## EXCERPTED DATA
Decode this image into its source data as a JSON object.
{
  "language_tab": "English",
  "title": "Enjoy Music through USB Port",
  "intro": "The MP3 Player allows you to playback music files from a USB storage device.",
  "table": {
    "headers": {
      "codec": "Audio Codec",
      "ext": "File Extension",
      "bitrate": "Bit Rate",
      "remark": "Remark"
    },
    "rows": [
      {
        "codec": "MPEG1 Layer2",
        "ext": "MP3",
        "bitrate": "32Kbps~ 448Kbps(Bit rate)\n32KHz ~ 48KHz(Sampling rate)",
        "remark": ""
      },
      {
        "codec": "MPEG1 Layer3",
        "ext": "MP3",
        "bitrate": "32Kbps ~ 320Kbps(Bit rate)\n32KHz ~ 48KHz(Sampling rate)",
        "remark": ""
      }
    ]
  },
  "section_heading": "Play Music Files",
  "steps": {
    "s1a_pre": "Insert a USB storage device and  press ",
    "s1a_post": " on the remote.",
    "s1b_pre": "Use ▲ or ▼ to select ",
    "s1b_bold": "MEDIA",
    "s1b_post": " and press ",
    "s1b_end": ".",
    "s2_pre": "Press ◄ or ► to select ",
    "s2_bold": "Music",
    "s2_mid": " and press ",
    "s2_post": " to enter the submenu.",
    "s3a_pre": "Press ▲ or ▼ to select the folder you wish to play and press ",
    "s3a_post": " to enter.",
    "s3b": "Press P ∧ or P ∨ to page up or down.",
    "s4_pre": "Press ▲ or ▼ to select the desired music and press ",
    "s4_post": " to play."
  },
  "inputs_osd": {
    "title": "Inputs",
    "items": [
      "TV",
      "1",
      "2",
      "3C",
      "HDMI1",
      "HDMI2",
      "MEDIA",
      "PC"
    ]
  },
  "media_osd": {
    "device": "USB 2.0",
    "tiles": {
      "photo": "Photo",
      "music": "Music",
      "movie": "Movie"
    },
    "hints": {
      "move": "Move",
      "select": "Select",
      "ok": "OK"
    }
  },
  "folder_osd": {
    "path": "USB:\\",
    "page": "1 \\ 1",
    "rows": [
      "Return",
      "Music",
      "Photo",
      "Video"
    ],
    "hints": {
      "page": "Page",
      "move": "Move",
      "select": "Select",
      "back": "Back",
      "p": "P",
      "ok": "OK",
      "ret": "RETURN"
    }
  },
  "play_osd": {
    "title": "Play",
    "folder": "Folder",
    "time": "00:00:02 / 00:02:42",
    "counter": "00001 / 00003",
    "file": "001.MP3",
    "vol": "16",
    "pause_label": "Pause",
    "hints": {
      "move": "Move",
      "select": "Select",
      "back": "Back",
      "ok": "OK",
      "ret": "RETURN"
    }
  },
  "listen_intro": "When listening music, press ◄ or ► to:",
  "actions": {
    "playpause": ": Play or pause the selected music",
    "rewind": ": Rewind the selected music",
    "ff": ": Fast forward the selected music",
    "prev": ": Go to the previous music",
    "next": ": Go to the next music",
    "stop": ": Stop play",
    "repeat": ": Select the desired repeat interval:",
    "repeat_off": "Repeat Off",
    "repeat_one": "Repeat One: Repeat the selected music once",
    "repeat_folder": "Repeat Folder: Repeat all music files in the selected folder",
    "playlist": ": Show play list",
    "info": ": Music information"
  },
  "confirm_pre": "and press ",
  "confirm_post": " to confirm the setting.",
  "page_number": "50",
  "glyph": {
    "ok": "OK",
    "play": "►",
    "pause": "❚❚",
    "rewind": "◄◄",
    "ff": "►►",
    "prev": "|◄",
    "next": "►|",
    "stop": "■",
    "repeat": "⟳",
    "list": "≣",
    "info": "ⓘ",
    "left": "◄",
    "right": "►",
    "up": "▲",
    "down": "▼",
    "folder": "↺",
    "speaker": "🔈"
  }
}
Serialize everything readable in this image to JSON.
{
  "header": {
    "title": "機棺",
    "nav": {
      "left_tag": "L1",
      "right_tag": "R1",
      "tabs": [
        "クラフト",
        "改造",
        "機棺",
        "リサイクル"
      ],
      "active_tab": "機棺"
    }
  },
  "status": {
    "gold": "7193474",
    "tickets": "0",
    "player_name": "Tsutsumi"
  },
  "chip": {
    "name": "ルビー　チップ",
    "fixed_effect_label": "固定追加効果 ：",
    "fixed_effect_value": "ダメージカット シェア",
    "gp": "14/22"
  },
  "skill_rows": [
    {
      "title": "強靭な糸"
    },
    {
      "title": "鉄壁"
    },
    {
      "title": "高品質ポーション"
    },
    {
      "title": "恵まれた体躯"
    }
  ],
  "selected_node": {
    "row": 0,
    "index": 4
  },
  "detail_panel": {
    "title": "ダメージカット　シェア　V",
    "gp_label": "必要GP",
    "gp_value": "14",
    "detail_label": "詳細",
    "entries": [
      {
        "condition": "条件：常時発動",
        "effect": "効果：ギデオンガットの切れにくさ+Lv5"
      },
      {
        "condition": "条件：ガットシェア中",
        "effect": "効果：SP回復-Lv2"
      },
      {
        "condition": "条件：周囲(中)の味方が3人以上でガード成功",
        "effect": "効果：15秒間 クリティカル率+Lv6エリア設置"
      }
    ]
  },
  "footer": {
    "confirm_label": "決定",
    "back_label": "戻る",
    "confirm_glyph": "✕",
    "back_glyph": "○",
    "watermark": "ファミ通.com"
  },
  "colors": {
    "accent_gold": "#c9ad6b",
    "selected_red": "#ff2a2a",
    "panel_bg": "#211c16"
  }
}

## GOAL
Every record above must be duplicated exactly.

## SOLUTION TO THE EXERCISE
Decode this image into its source data as a JSON object.
{
  "language_tab": "English",
  "title": "Enjoy Music through USB Port",
  "intro": "The MP3 Player allows you to playback music files from a USB storage device.",
  "table": {
    "headers": {
      "codec": "Audio Codec",
      "ext": "File Extension",
      "bitrate": "Bit Rate",
      "remark": "Remark"
    },
    "rows": [
      {
        "codec": "MPEG1 Layer2",
        "ext": "MP3",
        "bitrate": "32Kbps~ 448Kbps(Bit rate)\n32KHz ~ 48KHz(Sampling rate)",
        "remark": ""
      },
      {
        "codec": "MPEG1 Layer3",
        "ext": "MP3",
        "bitrate": "32Kbps ~ 320Kbps(Bit rate)\n32KHz ~ 48KHz(Sampling rate)",
        "remark": ""
      }
    ]
  },
  "section_heading": "Play Music Files",
  "steps": {
    "s1a_pre": "Insert a USB storage device and  press ",
    "s1a_post": " on the remote.",
    "s1b_pre": "Use ▲ or ▼ to select ",
    "s1b_bold": "MEDIA",
    "s1b_post": " and press ",
    "s1b_end": ".",
    "s2_pre": "Press ◄ or ► to select ",
    "s2_bold": "Music",
    "s2_mid": " and press ",
    "s2_post": " to enter the submenu.",
    "s3a_pre": "Press ▲ or ▼ to select the folder you wish to play and press ",
    "s3a_post": " to enter.",
    "s3b": "Press P ∧ or P ∨ to page up or down.",
    "s4_pre": "Press ▲ or ▼ to select the desired music and press ",
    "s4_post": " to play."
  },
  "inputs_osd": {
    "title": "Inputs",
    "items": [
      "TV",
      "1",
      "2",
      "3C",
      "HDMI1",
      "HDMI2",
      "MEDIA",
      "PC"
    ]
  },
  "media_osd": {
    "device": "USB 2.0",
    "tiles": {
      "photo": "Photo",
      "music": "Music",
      "movie": "Movie"
    },
    "hints": {
      "move": "Move",
      "select": "Select",
      "ok": "OK"
    }
  },
  "folder_osd": {
    "path": "USB:\\",
    "page": "1 \\ 1",
    "rows": [
      "Return",
      "Music",
      "Photo",
      "Video"
    ],
    "hints": {
      "page": "Page",
      "move": "Move",
      "select": "Select",
      "back": "Back",
      "p": "P",
      "ok": "OK",
      "ret": "RETURN"
    }
  },
  "play_osd": {
    "title": "Play",
    "folder": "Folder",
    "time": "00:00:02 / 00:02:42",
    "counter": "00001 / 00003",
    "file": "001.MP3",
    "vol": "16",
    "pause_label": "Pause",
    "hints": {
      "move": "Move",
      "select": "Select",
      "back": "Back",
      "ok": "OK",
      "ret": "RETURN"
    }
  },
  "listen_intro": "When listening music, press ◄ or ► to:",
  "actions": {
    "playpause": ": Play or pause the selected music",
    "rewind": ": Rewind the selected music",
    "ff": ": Fast forward the selected music",
    "prev": ": Go to the previous music",
    "next": ": Go to the next music",
    "stop": ": Stop play",
    "repeat": ": Select the desired repeat interval:",
    "repeat_off": "Repeat Off",
    "repeat_one": "Repeat One: Repeat the selected music once",
    "repeat_folder": "Repeat Folder: Repeat all music files in the selected folder",
    "playlist": ": Show play list",
    "info": ": Music information"
  },
  "confirm_pre": "and press ",
  "confirm_post": " to confirm the setting.",
  "page_number": "50",
  "glyph": {
    "ok": "OK",
    "play": "►",
    "pause": "❚❚",
    "rewind": "◄◄",
    "ff": "►►",
    "prev": "|◄",
    "next": "►|",
    "stop": "■",
    "repeat": "⟳",
    "list": "≣",
    "info": "ⓘ",
    "left": "◄",
    "right": "►",
    "up": "▲",
    "down": "▼",
    "folder": "↺",
    "speaker": "🔈"
  }
}
Serialize everything readable in this image to JSON.
{
  "header": {
    "title": "機棺",
    "nav": {
      "left_tag": "L1",
      "right_tag": "R1",
      "tabs": [
        "クラフト",
        "改造",
        "機棺",
        "リサイクル"
      ],
      "active_tab": "機棺"
    }
  },
  "status": {
    "gold": "7193474",
    "tickets": "0",
    "player_name": "Tsutsumi"
  },
  "chip": {
    "name": "ルビー　チップ",
    "fixed_effect_label": "固定追加効果 ：",
    "fixed_effect_value": "ダメージカット シェア",
    "gp": "14/22"
  },
  "skill_rows": [
    {
      "title": "強靭な糸"
    },
    {
      "title": "鉄壁"
    },
    {
      "title": "高品質ポーション"
    },
    {
      "title": "恵まれた体躯"
    }
  ],
  "selected_node": {
    "row": 0,
    "index": 4
  },
  "detail_panel": {
    "title": "ダメージカット　シェア　V",
    "gp_label": "必要GP",
    "gp_value": "14",
    "detail_label": "詳細",
    "entries": [
      {
        "condition": "条件：常時発動",
        "effect": "効果：ギデオンガットの切れにくさ+Lv5"
      },
      {
        "condition": "条件：ガットシェア中",
        "effect": "効果：SP回復-Lv2"
      },
      {
        "condition": "条件：周囲(中)の味方が3人以上でガード成功",
        "effect": "効果：15秒間 クリティカル率+Lv6エリア設置"
      }
    ]
  },
  "footer": {
    "confirm_label": "決定",
    "back_label": "戻る",
    "confirm_glyph": "✕",
    "back_glyph": "○",
    "watermark": "ファミ通.com"
  },
  "colors": {
    "accent_gold": "#c9ad6b",
    "selected_red": "#ff2a2a",
    "panel_bg": "#211c16"
  }
}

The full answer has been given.